* [STATED EXERCISE] Could you repeat exactly the lines below, from the line containing "Convert this document image to plain text." through the last one, both included, while leaving out any pictures?

* [RECORDS FOR THIS EXERCISE]
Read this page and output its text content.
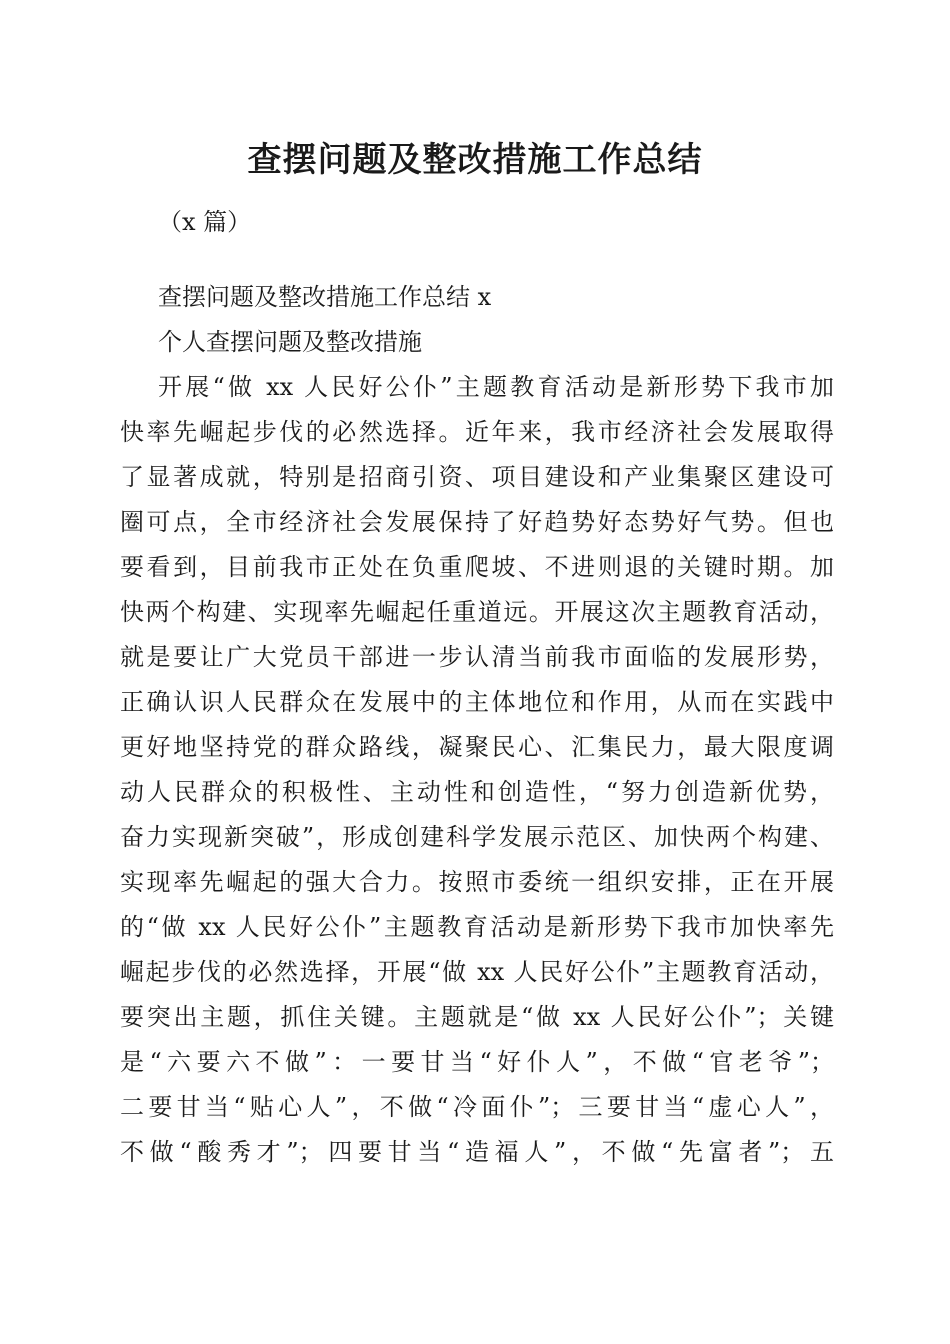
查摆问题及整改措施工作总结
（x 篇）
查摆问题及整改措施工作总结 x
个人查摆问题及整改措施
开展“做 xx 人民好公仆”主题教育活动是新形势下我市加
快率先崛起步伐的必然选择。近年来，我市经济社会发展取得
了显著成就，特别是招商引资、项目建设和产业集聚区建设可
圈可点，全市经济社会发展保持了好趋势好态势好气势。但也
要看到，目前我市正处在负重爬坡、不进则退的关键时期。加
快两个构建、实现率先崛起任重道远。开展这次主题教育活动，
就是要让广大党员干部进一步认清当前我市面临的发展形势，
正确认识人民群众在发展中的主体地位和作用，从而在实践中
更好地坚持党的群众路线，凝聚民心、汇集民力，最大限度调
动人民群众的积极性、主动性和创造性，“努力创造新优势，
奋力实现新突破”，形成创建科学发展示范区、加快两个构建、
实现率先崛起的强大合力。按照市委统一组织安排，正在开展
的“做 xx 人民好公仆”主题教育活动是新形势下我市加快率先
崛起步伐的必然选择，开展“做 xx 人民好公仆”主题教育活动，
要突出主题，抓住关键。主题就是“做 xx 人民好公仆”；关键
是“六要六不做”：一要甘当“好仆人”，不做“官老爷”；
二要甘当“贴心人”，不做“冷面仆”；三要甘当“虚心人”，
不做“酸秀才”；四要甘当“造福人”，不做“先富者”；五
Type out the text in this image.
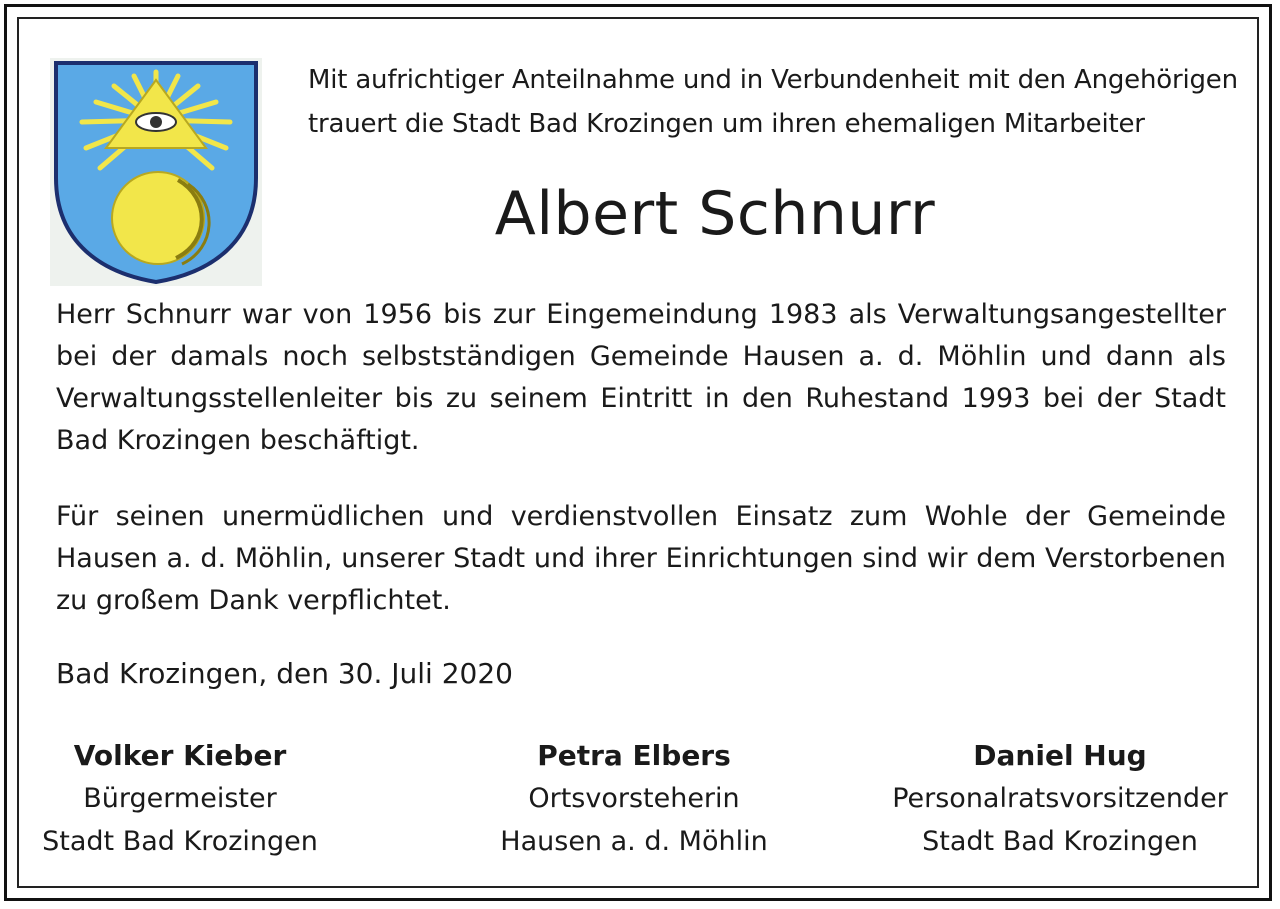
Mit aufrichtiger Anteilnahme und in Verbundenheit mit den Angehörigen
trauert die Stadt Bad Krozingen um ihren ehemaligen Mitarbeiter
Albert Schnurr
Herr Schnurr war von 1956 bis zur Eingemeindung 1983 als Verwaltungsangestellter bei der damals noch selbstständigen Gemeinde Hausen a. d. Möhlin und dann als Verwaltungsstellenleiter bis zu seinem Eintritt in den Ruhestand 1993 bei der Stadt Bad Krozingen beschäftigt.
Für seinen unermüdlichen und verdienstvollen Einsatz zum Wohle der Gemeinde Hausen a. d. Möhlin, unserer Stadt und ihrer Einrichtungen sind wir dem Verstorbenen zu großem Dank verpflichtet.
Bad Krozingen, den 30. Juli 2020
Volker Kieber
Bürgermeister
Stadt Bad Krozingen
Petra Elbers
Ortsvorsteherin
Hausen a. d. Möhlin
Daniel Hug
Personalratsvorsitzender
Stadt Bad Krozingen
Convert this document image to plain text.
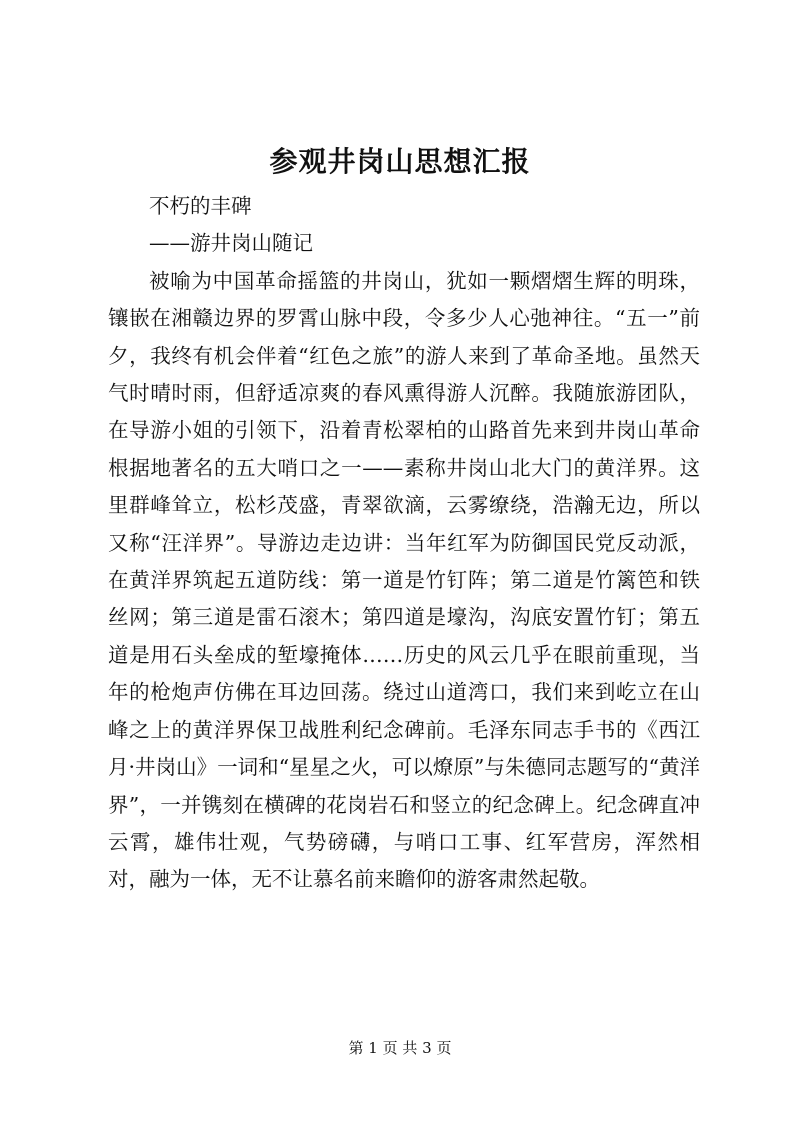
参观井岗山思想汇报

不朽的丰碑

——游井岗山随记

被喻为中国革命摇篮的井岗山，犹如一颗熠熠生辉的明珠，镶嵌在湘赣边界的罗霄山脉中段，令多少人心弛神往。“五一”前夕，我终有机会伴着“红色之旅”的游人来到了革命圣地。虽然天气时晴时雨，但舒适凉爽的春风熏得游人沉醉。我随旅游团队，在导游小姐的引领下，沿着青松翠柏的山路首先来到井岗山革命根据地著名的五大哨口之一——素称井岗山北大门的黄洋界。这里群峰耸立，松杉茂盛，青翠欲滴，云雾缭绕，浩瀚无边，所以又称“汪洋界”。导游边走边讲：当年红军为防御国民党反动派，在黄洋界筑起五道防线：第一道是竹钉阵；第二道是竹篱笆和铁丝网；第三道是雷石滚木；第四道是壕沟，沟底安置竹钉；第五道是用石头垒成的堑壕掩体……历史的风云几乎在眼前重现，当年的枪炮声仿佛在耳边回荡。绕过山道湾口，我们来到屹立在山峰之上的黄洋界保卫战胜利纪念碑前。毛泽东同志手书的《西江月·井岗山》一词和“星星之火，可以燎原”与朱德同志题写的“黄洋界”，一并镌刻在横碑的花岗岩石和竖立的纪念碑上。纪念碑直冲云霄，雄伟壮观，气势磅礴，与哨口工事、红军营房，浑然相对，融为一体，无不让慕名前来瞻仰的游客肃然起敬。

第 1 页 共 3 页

* [SOLUTION]
Convert this document image to plain text.
参观井岗山思想汇报

不朽的丰碑

——游井岗山随记

被喻为中国革命摇篮的井岗山，犹如一颗熠熠生辉的明珠，镶嵌在湘赣边界的罗霄山脉中段，令多少人心弛神往。“五一”前夕，我终有机会伴着“红色之旅”的游人来到了革命圣地。虽然天气时晴时雨，但舒适凉爽的春风熏得游人沉醉。我随旅游团队，在导游小姐的引领下，沿着青松翠柏的山路首先来到井岗山革命根据地著名的五大哨口之一——素称井岗山北大门的黄洋界。这里群峰耸立，松杉茂盛，青翠欲滴，云雾缭绕，浩瀚无边，所以又称“汪洋界”。导游边走边讲：当年红军为防御国民党反动派，在黄洋界筑起五道防线：第一道是竹钉阵；第二道是竹篱笆和铁丝网；第三道是雷石滚木；第四道是壕沟，沟底安置竹钉；第五道是用石头垒成的堑壕掩体……历史的风云几乎在眼前重现，当年的枪炮声仿佛在耳边回荡。绕过山道湾口，我们来到屹立在山峰之上的黄洋界保卫战胜利纪念碑前。毛泽东同志手书的《西江月·井岗山》一词和“星星之火，可以燎原”与朱德同志题写的“黄洋界”，一并镌刻在横碑的花岗岩石和竖立的纪念碑上。纪念碑直冲云霄，雄伟壮观，气势磅礴，与哨口工事、红军营房，浑然相对，融为一体，无不让慕名前来瞻仰的游客肃然起敬。

第 1 页 共 3 页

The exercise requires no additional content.